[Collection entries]
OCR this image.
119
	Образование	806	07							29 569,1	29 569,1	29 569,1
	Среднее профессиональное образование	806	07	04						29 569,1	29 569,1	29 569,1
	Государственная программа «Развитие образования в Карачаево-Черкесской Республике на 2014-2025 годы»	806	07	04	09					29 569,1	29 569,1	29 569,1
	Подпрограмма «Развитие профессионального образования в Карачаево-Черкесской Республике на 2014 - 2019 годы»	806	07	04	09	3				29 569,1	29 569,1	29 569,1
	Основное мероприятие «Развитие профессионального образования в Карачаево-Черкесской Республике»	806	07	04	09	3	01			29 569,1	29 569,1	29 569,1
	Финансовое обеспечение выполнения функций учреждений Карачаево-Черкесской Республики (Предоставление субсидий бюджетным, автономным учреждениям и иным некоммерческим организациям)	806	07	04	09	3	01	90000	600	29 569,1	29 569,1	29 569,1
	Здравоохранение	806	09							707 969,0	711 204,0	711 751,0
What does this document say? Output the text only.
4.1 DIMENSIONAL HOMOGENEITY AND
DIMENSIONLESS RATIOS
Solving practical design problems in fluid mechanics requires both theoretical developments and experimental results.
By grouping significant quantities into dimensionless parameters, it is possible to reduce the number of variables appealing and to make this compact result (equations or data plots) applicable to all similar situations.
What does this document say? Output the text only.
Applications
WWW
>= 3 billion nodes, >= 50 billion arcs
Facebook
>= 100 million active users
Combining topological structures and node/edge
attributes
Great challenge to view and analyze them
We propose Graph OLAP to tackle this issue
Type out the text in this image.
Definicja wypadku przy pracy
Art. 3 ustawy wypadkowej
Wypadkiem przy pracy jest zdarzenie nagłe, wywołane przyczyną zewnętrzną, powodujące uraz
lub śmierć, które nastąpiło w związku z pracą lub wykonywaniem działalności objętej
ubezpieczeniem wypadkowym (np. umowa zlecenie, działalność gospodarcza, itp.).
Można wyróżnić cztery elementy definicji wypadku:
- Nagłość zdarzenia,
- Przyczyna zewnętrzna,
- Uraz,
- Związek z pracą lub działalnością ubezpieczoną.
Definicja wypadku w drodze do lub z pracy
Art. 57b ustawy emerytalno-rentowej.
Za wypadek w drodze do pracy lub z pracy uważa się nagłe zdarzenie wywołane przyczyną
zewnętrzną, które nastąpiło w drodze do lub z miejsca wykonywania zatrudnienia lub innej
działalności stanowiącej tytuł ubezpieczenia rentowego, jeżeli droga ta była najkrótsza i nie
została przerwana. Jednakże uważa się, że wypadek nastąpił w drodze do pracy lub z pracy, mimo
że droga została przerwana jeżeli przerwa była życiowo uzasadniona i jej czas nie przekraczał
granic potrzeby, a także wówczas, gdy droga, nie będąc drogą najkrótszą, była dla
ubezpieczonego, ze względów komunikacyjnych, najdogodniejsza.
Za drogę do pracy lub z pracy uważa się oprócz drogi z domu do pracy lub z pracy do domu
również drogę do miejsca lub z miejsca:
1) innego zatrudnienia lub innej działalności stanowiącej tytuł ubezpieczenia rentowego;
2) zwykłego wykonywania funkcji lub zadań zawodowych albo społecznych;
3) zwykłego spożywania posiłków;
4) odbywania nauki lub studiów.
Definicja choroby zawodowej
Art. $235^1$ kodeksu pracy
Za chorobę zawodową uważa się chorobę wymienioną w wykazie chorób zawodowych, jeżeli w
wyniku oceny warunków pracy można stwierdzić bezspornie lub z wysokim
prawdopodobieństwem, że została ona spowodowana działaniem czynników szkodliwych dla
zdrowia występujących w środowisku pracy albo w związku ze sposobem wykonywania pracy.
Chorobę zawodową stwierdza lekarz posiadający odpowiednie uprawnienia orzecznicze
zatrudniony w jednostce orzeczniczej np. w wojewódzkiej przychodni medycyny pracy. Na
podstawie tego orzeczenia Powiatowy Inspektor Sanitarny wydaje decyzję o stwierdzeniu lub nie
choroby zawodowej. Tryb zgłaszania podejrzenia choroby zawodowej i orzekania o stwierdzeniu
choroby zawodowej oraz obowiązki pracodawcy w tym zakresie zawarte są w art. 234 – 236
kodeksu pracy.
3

● **TASK PROMPT**: Write only the number of lines in the data above that include "jeżeli".

● **SOLUTION**: 3